● **Kutipan Teks**

Semoga (Bukan) Rindu Utopis
Kemana pun kaki ini melangkah, ke negeri belahan Bumi mana pun jasad ini mengapung, desahan cinta yang merindu tetap tertuju hanya padamu Ya Habiballah. Maafkan, kendati rindu dan cintaku itu selalu saja baru sekedar “di-ingatkan” oleh momentum kalender merah dan intermezo-intermezo peringatan Maulid Nabi. Rindu yang Utopis, cinta yang ‘masih’ harus digubris oleh notifikasi berbentuk materi. Duuh, maafkan kami Duhai Rasul.
Lidah ini ingin terus kugetarkan ketika ucapan salam terpetik bagimu yaa Rasulullah. Izinkan aku berziarah ke pusaramu yang suci. Aku ingin menangis dan menyapamu di sudut makammu yang hening. Aku ingin menatap pandumu dalam kerinduan yang syahdu. Salam bagimu ya Rasulullah. Izinkan aku bertemu denganmu, walau sedetik saja. Tak puas rasanya mendengar bait indah dari syair terkenal Taufik Ismail dalam merindui-mu, meski sejujurnya tak kuasa pula hati ini bergetar ketika merenungkan syair itu. Terlebih menikmati kisahmu yang penuh dengan rasa cinta pada manusia. Tiada satu pun manusia yang mampu memberi cahaya surga selain keikhlasanmu pada cinta yang penuh sahaja. Hingga akhir hayat pun kau masih memikirkan umat-mu, masih menceritakan cinta-mu, masih menyisihkan setengah nafasmu untuk mengatakan “Ummatii…” “Ummatii…” (umatku…umatku). Duhai manusia agung, bagaimana rasanya jika kami bertemu denganmu.

● **Daftar Tugas**
(a) Salin bagian kutipan teks mulai dari "Semoga (Bukan) Rindu" sampai dengan "kami Duhai Rasul." tanpa mengubah satu kata pun.
(b) Jawablah pertanyaan berikut berdasarkan kutipan teks, masing-masing dalam satu baris.
(i) Menurut penulis, oleh apa rindu dan cintanya selalu baru sekadar "di-ingatkan"?
(ii) Syair terkenal karya siapa yang disebut dalam kutipan teks?
(iii) Kata apa yang masih diucapkan Rasulullah hingga akhir hayatnya?

[Catatan kotak elemen gambar]
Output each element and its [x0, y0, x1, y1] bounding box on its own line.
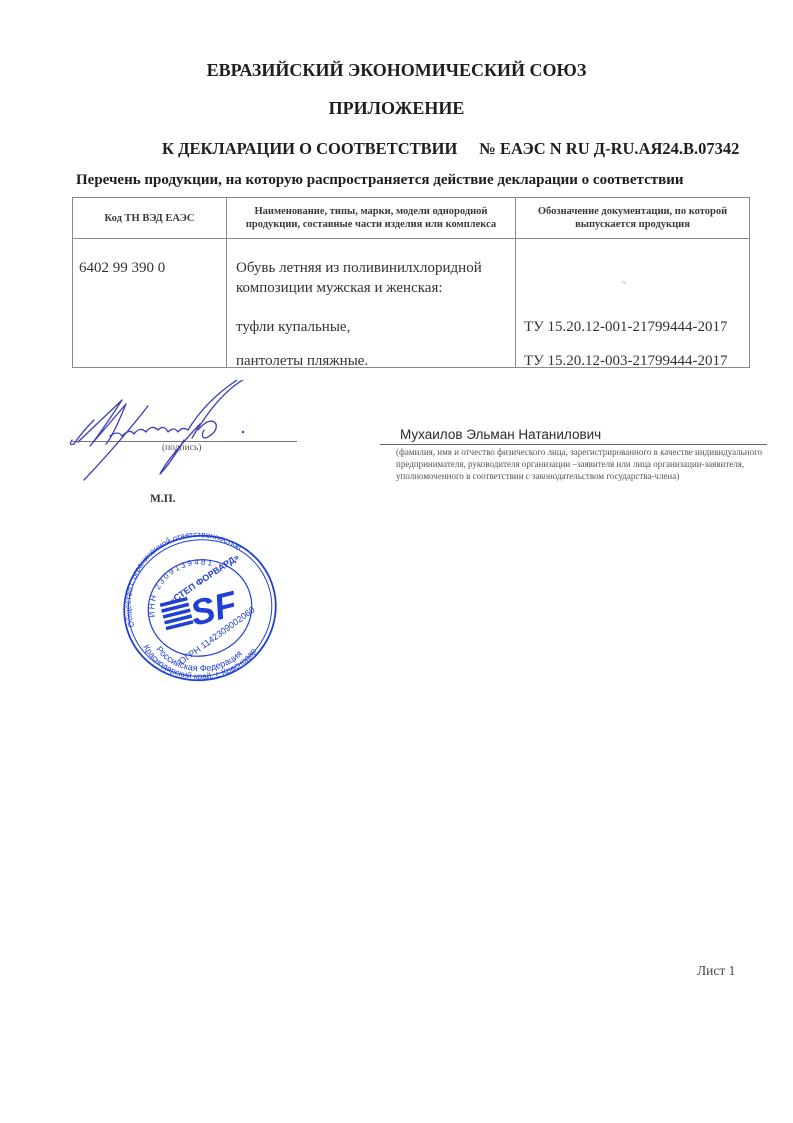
declaration-number: № ЕАЭС N RU Д-RU.АЯ24.В.07342 [479, 139, 739, 158]
scan-smudge: ≈ [622, 278, 626, 287]
document-type-title: ПРИЛОЖЕНИЕ [0, 98, 793, 119]
declaration-label: К ДЕКЛАРАЦИИ О СООТВЕТСТВИИ [162, 139, 457, 158]
signer-caption: (фамилия, имя и отчество физического лиц… [396, 446, 768, 482]
product-name-line: Обувь летняя из поливинилхлоридной [236, 260, 482, 277]
column-header-docs: Обозначение документации, по которой вып… [516, 198, 750, 239]
signer-name: Мухаилов Эльман Натанилович [400, 427, 601, 442]
signer-name-line [380, 444, 767, 445]
sheet-number: Лист 1 [697, 963, 735, 979]
table-header-row: Код ТН ВЭД ЕАЭС Наименование, типы, марк… [73, 198, 750, 239]
product-table: Код ТН ВЭД ЕАЭС Наименование, типы, марк… [72, 197, 750, 368]
standard-document: ТУ 15.20.12-003-21799444-2017 [524, 353, 728, 370]
product-code: 6402 99 390 0 [79, 260, 165, 277]
product-type-line: туфли купальные, [236, 319, 350, 336]
table-row: 6402 99 390 0 Обувь летняя из поливинилх… [73, 239, 750, 368]
company-stamp-icon: Общество с ограниченной ответственностью… [110, 528, 290, 688]
cell-code: 6402 99 390 0 [73, 239, 227, 368]
seal-place-label: М.П. [150, 493, 176, 505]
column-header-code: Код ТН ВЭД ЕАЭС [73, 198, 227, 239]
standard-document: ТУ 15.20.12-001-21799444-2017 [524, 319, 728, 336]
product-list-caption: Перечень продукции, на которую распростр… [76, 172, 684, 189]
organization-title: ЕВРАЗИЙСКИЙ ЭКОНОМИЧЕСКИЙ СОЮЗ [0, 60, 793, 81]
column-header-name: Наименование, типы, марки, модели одноро… [227, 198, 516, 239]
declaration-heading: К ДЕКЛАРАЦИИ О СООТВЕТСТВИИ№ ЕАЭС N RU Д… [162, 139, 739, 159]
handwritten-signature-icon [60, 380, 300, 490]
cell-docs: ТУ 15.20.12-001-21799444-2017 ТУ 15.20.1… [516, 239, 750, 368]
product-type-line: пантолеты пляжные. [236, 353, 368, 370]
cell-name: Обувь летняя из поливинилхлоридной компо… [227, 239, 516, 368]
product-name-line: композиции мужская и женская: [236, 280, 443, 297]
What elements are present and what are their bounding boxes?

● **Jawaban Tiap Tugas**
(a)
Semoga (Bukan) Rindu Utopis
Kemana pun kaki ini melangkah, ke negeri belahan Bumi mana pun jasad ini mengapung, desahan cinta yang merindu tetap tertuju hanya padamu Ya Habiballah. Maafkan, kendati rindu dan cintaku itu selalu saja baru sekedar “di-ingatkan” oleh momentum kalender merah dan intermezo-intermezo peringatan Maulid Nabi. Rindu yang Utopis, cinta yang ‘masih’ harus digubris oleh notifikasi berbentuk materi. Duuh, maafkan kami Duhai Rasul.

(b)
(i) Oleh momentum kalender merah dan intermezo-intermezo peringatan Maulid Nabi.
(ii) Taufik Ismail.
(iii) "Ummatii…" "Ummatii…" (umatku…umatku).